The task: Pull out every line in the data that has the string "Czytania" in it.

Records for the task:
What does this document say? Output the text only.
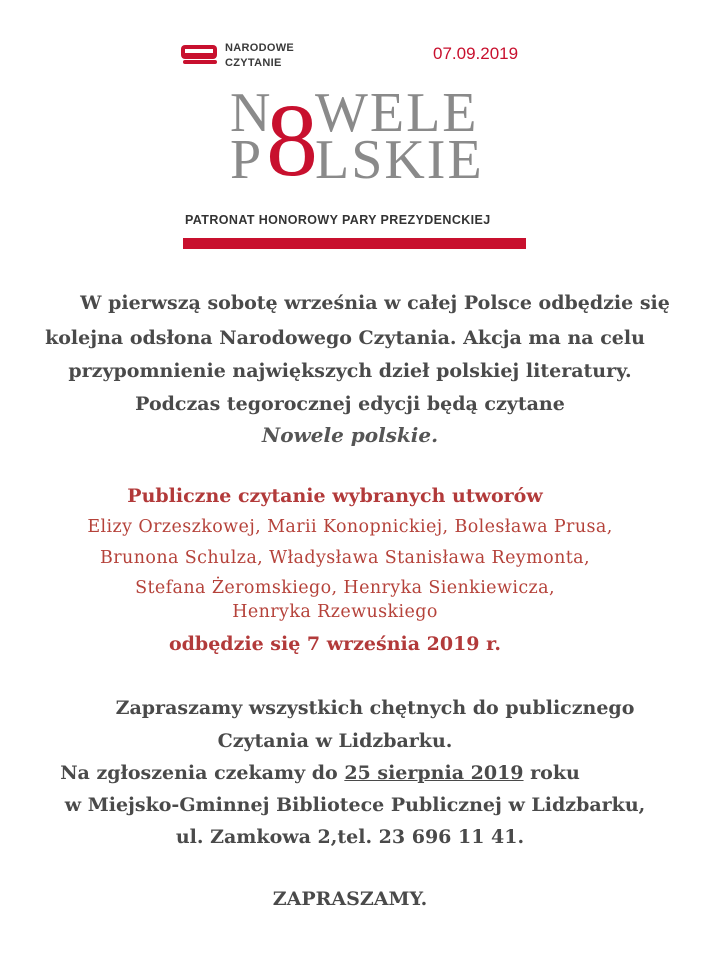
NARODOWE
CZYTANIE	07.09.2019
N WELE
P LSKIE
8
PATRONAT HONOROWY PARY PREZYDENCKIEJ
W pierwszą sobotę września w całej Polsce odbędzie się
kolejna odsłona Narodowego Czytania. Akcja ma na celu
przypomnienie największych dzieł polskiej literatury.
Podczas tegorocznej edycji będą czytane
Nowele polskie.
Publiczne czytanie wybranych utworów
Elizy Orzeszkowej, Marii Konopnickiej, Bolesława Prusa,
Brunona Schulza, Władysława Stanisława Reymonta,
Stefana Żeromskiego, Henryka Sienkiewicza,
Henryka Rzewuskiego
odbędzie się 7 września 2019 r.
Zapraszamy wszystkich chętnych do publicznego
Czytania w Lidzbarku.
Na zgłoszenia czekamy do 25 sierpnia 2019 roku
w Miejsko-Gminnej Bibliotece Publicznej w Lidzbarku,
ul. Zamkowa 2,tel. 23 696 11 41.
ZAPRASZAMY.
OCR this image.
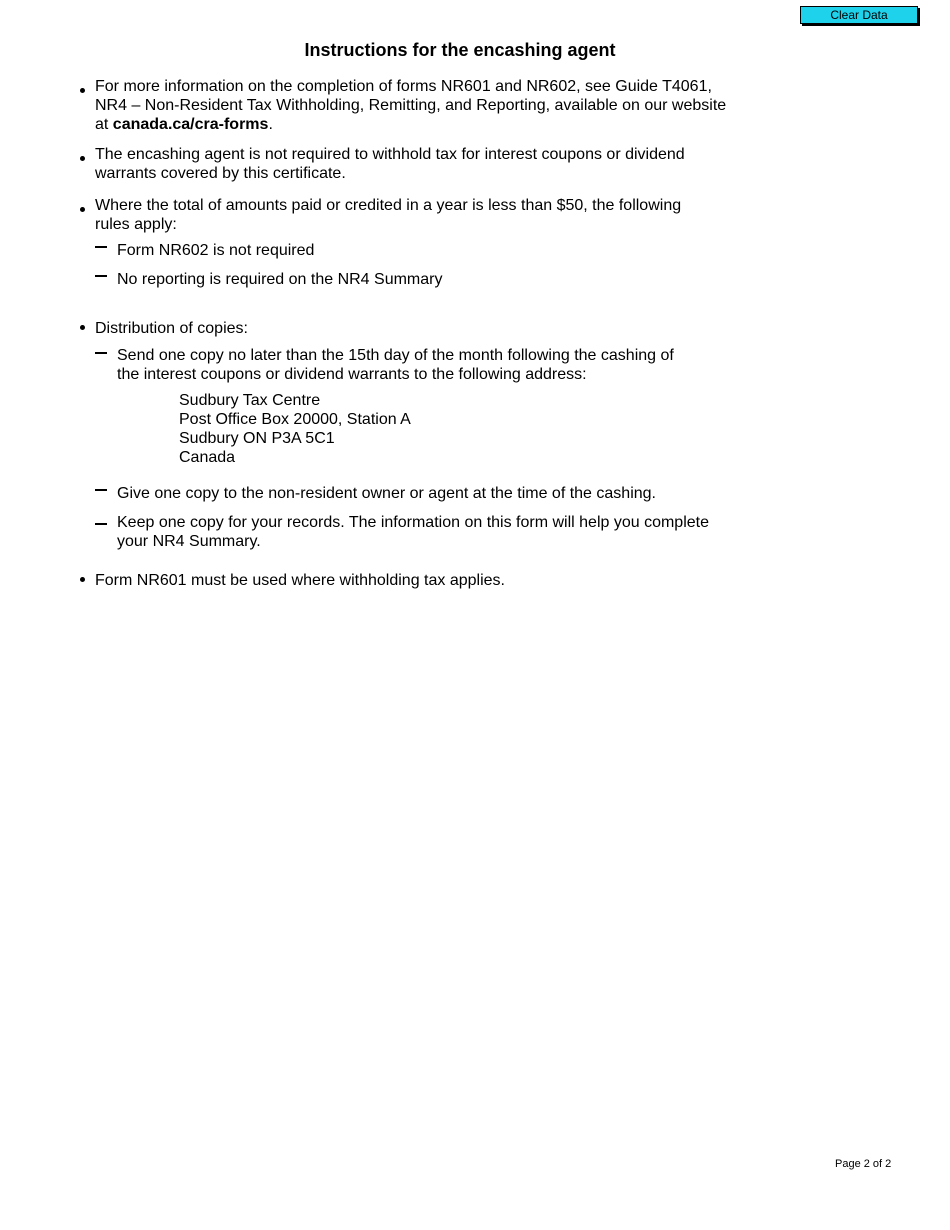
Clear Data
Instructions for the encashing agent
For more information on the completion of forms NR601 and NR602, see Guide T4061,
NR4 – Non-Resident Tax Withholding, Remitting, and Reporting, available on our website
at canada.ca/cra-forms.
The encashing agent is not required to withhold tax for interest coupons or dividend
warrants covered by this certificate.
Where the total of amounts paid or credited in a year is less than $50, the following
rules apply:
Form NR602 is not required
No reporting is required on the NR4 Summary
Distribution of copies:
Send one copy no later than the 15th day of the month following the cashing of
the interest coupons or dividend warrants to the following address:
Sudbury Tax Centre
Post Office Box 20000, Station A
Sudbury ON P3A 5C1
Canada
Give one copy to the non-resident owner or agent at the time of the cashing.
Keep one copy for your records. The information on this form will help you complete
your NR4 Summary.
Form NR601 must be used where withholding tax applies.
Page 2 of 2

Response to this exercise:
kolejna odsłona Narodowego Czytania. Akcja ma na celu
Czytania w Lidzbarku.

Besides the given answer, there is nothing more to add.